• WORK REQUIRED: Print every line of the listing exactly, please.

• DATA TO USE:

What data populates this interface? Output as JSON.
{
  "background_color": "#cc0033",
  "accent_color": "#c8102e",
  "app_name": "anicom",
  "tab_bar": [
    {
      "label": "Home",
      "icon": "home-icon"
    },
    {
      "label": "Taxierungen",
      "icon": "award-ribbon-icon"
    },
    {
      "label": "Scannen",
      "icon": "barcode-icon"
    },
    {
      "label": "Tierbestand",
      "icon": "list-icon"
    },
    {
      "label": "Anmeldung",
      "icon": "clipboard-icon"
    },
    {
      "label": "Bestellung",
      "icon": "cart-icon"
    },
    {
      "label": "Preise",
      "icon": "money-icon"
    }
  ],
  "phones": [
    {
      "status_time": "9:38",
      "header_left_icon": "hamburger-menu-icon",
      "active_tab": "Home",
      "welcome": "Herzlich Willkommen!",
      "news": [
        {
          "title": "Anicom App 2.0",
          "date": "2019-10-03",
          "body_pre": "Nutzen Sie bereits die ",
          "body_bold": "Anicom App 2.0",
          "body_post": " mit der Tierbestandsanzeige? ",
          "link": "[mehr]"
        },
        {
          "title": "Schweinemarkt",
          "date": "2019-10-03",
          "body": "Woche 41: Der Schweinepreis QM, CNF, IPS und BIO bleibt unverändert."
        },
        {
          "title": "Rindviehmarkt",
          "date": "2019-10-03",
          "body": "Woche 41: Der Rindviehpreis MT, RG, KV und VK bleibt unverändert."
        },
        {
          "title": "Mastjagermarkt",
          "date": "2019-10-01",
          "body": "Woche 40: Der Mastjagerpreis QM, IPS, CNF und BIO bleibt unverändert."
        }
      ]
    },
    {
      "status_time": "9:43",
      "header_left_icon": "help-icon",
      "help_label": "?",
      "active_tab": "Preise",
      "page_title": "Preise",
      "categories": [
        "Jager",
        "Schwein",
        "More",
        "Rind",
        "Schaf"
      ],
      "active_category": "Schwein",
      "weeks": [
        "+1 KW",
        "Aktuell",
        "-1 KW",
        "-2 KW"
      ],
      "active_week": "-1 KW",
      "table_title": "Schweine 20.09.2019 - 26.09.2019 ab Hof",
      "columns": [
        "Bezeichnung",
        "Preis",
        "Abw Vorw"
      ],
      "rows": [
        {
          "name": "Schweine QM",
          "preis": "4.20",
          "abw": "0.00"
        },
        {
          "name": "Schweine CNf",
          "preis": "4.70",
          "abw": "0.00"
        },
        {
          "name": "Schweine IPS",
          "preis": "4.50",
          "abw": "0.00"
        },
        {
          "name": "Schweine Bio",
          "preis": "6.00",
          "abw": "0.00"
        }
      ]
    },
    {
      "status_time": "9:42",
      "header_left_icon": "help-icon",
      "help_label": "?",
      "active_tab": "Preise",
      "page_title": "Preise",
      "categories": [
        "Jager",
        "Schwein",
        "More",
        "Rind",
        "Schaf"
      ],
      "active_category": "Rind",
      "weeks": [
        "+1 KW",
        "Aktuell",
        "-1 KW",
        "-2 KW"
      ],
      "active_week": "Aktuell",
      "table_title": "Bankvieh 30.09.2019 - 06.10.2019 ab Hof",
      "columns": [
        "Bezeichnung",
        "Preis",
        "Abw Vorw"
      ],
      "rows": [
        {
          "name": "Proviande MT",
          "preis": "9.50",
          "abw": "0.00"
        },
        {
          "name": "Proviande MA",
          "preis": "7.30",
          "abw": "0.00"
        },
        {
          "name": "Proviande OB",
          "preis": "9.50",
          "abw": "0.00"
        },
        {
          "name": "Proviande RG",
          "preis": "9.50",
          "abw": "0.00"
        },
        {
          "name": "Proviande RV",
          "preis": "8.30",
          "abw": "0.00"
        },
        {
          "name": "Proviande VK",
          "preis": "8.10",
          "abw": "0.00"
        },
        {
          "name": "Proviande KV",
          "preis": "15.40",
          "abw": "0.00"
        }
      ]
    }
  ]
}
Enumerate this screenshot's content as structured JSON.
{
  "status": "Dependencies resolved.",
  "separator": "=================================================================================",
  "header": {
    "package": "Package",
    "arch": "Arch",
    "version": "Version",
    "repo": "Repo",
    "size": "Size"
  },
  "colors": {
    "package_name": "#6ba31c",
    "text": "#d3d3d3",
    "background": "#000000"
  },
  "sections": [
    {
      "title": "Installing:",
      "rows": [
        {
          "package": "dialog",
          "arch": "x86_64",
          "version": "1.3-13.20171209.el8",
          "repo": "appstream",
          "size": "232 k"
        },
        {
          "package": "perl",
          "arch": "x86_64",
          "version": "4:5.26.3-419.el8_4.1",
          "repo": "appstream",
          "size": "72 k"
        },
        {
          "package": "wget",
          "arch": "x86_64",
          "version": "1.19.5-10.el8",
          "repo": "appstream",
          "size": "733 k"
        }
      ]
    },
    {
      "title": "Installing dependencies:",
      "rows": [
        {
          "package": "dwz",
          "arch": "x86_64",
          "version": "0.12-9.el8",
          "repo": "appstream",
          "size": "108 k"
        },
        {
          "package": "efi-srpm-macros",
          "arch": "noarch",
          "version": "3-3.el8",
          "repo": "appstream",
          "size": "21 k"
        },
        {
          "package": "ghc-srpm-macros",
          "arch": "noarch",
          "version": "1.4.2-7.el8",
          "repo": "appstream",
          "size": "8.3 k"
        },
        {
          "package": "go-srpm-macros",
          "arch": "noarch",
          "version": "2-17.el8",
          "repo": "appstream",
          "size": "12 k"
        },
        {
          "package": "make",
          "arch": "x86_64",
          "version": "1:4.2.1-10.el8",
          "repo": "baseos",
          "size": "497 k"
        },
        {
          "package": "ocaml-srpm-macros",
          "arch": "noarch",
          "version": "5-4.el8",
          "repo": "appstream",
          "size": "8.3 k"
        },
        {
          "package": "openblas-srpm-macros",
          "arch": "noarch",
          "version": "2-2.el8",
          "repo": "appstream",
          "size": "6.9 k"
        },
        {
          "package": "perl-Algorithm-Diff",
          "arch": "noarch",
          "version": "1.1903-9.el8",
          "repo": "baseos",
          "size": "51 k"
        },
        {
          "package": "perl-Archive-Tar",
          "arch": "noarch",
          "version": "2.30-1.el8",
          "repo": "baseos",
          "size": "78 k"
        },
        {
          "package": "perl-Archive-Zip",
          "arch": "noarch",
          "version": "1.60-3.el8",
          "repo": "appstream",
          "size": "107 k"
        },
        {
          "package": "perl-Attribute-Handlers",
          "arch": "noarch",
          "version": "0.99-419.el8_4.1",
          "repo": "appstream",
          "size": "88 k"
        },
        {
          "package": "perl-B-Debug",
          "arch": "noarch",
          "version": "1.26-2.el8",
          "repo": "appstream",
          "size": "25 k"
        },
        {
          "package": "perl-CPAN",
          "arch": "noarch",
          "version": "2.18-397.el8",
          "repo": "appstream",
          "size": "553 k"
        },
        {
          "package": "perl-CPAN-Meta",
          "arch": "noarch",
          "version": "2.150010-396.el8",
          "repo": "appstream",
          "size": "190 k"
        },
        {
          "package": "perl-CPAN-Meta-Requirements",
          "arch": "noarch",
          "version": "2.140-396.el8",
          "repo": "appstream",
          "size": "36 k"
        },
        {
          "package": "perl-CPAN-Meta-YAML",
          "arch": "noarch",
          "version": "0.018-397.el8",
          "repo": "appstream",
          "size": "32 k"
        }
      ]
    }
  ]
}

• EXERCISE SOLUTION:
What data populates this interface? Output as JSON.
{
  "background_color": "#cc0033",
  "accent_color": "#c8102e",
  "app_name": "anicom",
  "tab_bar": [
    {
      "label": "Home",
      "icon": "home-icon"
    },
    {
      "label": "Taxierungen",
      "icon": "award-ribbon-icon"
    },
    {
      "label": "Scannen",
      "icon": "barcode-icon"
    },
    {
      "label": "Tierbestand",
      "icon": "list-icon"
    },
    {
      "label": "Anmeldung",
      "icon": "clipboard-icon"
    },
    {
      "label": "Bestellung",
      "icon": "cart-icon"
    },
    {
      "label": "Preise",
      "icon": "money-icon"
    }
  ],
  "phones": [
    {
      "status_time": "9:38",
      "header_left_icon": "hamburger-menu-icon",
      "active_tab": "Home",
      "welcome": "Herzlich Willkommen!",
      "news": [
        {
          "title": "Anicom App 2.0",
          "date": "2019-10-03",
          "body_pre": "Nutzen Sie bereits die ",
          "body_bold": "Anicom App 2.0",
          "body_post": " mit der Tierbestandsanzeige? ",
          "link": "[mehr]"
        },
        {
          "title": "Schweinemarkt",
          "date": "2019-10-03",
          "body": "Woche 41: Der Schweinepreis QM, CNF, IPS und BIO bleibt unverändert."
        },
        {
          "title": "Rindviehmarkt",
          "date": "2019-10-03",
          "body": "Woche 41: Der Rindviehpreis MT, RG, KV und VK bleibt unverändert."
        },
        {
          "title": "Mastjagermarkt",
          "date": "2019-10-01",
          "body": "Woche 40: Der Mastjagerpreis QM, IPS, CNF und BIO bleibt unverändert."
        }
      ]
    },
    {
      "status_time": "9:43",
      "header_left_icon": "help-icon",
      "help_label": "?",
      "active_tab": "Preise",
      "page_title": "Preise",
      "categories": [
        "Jager",
        "Schwein",
        "More",
        "Rind",
        "Schaf"
      ],
      "active_category": "Schwein",
      "weeks": [
        "+1 KW",
        "Aktuell",
        "-1 KW",
        "-2 KW"
      ],
      "active_week": "-1 KW",
      "table_title": "Schweine 20.09.2019 - 26.09.2019 ab Hof",
      "columns": [
        "Bezeichnung",
        "Preis",
        "Abw Vorw"
      ],
      "rows": [
        {
          "name": "Schweine QM",
          "preis": "4.20",
          "abw": "0.00"
        },
        {
          "name": "Schweine CNf",
          "preis": "4.70",
          "abw": "0.00"
        },
        {
          "name": "Schweine IPS",
          "preis": "4.50",
          "abw": "0.00"
        },
        {
          "name": "Schweine Bio",
          "preis": "6.00",
          "abw": "0.00"
        }
      ]
    },
    {
      "status_time": "9:42",
      "header_left_icon": "help-icon",
      "help_label": "?",
      "active_tab": "Preise",
      "page_title": "Preise",
      "categories": [
        "Jager",
        "Schwein",
        "More",
        "Rind",
        "Schaf"
      ],
      "active_category": "Rind",
      "weeks": [
        "+1 KW",
        "Aktuell",
        "-1 KW",
        "-2 KW"
      ],
      "active_week": "Aktuell",
      "table_title": "Bankvieh 30.09.2019 - 06.10.2019 ab Hof",
      "columns": [
        "Bezeichnung",
        "Preis",
        "Abw Vorw"
      ],
      "rows": [
        {
          "name": "Proviande MT",
          "preis": "9.50",
          "abw": "0.00"
        },
        {
          "name": "Proviande MA",
          "preis": "7.30",
          "abw": "0.00"
        },
        {
          "name": "Proviande OB",
          "preis": "9.50",
          "abw": "0.00"
        },
        {
          "name": "Proviande RG",
          "preis": "9.50",
          "abw": "0.00"
        },
        {
          "name": "Proviande RV",
          "preis": "8.30",
          "abw": "0.00"
        },
        {
          "name": "Proviande VK",
          "preis": "8.10",
          "abw": "0.00"
        },
        {
          "name": "Proviande KV",
          "preis": "15.40",
          "abw": "0.00"
        }
      ]
    }
  ]
}
Enumerate this screenshot's content as structured JSON.
{
  "status": "Dependencies resolved.",
  "separator": "=================================================================================",
  "header": {
    "package": "Package",
    "arch": "Arch",
    "version": "Version",
    "repo": "Repo",
    "size": "Size"
  },
  "colors": {
    "package_name": "#6ba31c",
    "text": "#d3d3d3",
    "background": "#000000"
  },
  "sections": [
    {
      "title": "Installing:",
      "rows": [
        {
          "package": "dialog",
          "arch": "x86_64",
          "version": "1.3-13.20171209.el8",
          "repo": "appstream",
          "size": "232 k"
        },
        {
          "package": "perl",
          "arch": "x86_64",
          "version": "4:5.26.3-419.el8_4.1",
          "repo": "appstream",
          "size": "72 k"
        },
        {
          "package": "wget",
          "arch": "x86_64",
          "version": "1.19.5-10.el8",
          "repo": "appstream",
          "size": "733 k"
        }
      ]
    },
    {
      "title": "Installing dependencies:",
      "rows": [
        {
          "package": "dwz",
          "arch": "x86_64",
          "version": "0.12-9.el8",
          "repo": "appstream",
          "size": "108 k"
        },
        {
          "package": "efi-srpm-macros",
          "arch": "noarch",
          "version": "3-3.el8",
          "repo": "appstream",
          "size": "21 k"
        },
        {
          "package": "ghc-srpm-macros",
          "arch": "noarch",
          "version": "1.4.2-7.el8",
          "repo": "appstream",
          "size": "8.3 k"
        },
        {
          "package": "go-srpm-macros",
          "arch": "noarch",
          "version": "2-17.el8",
          "repo": "appstream",
          "size": "12 k"
        },
        {
          "package": "make",
          "arch": "x86_64",
          "version": "1:4.2.1-10.el8",
          "repo": "baseos",
          "size": "497 k"
        },
        {
          "package": "ocaml-srpm-macros",
          "arch": "noarch",
          "version": "5-4.el8",
          "repo": "appstream",
          "size": "8.3 k"
        },
        {
          "package": "openblas-srpm-macros",
          "arch": "noarch",
          "version": "2-2.el8",
          "repo": "appstream",
          "size": "6.9 k"
        },
        {
          "package": "perl-Algorithm-Diff",
          "arch": "noarch",
          "version": "1.1903-9.el8",
          "repo": "baseos",
          "size": "51 k"
        },
        {
          "package": "perl-Archive-Tar",
          "arch": "noarch",
          "version": "2.30-1.el8",
          "repo": "baseos",
          "size": "78 k"
        },
        {
          "package": "perl-Archive-Zip",
          "arch": "noarch",
          "version": "1.60-3.el8",
          "repo": "appstream",
          "size": "107 k"
        },
        {
          "package": "perl-Attribute-Handlers",
          "arch": "noarch",
          "version": "0.99-419.el8_4.1",
          "repo": "appstream",
          "size": "88 k"
        },
        {
          "package": "perl-B-Debug",
          "arch": "noarch",
          "version": "1.26-2.el8",
          "repo": "appstream",
          "size": "25 k"
        },
        {
          "package": "perl-CPAN",
          "arch": "noarch",
          "version": "2.18-397.el8",
          "repo": "appstream",
          "size": "553 k"
        },
        {
          "package": "perl-CPAN-Meta",
          "arch": "noarch",
          "version": "2.150010-396.el8",
          "repo": "appstream",
          "size": "190 k"
        },
        {
          "package": "perl-CPAN-Meta-Requirements",
          "arch": "noarch",
          "version": "2.140-396.el8",
          "repo": "appstream",
          "size": "36 k"
        },
        {
          "package": "perl-CPAN-Meta-YAML",
          "arch": "noarch",
          "version": "0.018-397.el8",
          "repo": "appstream",
          "size": "32 k"
        }
      ]
    }
  ]
}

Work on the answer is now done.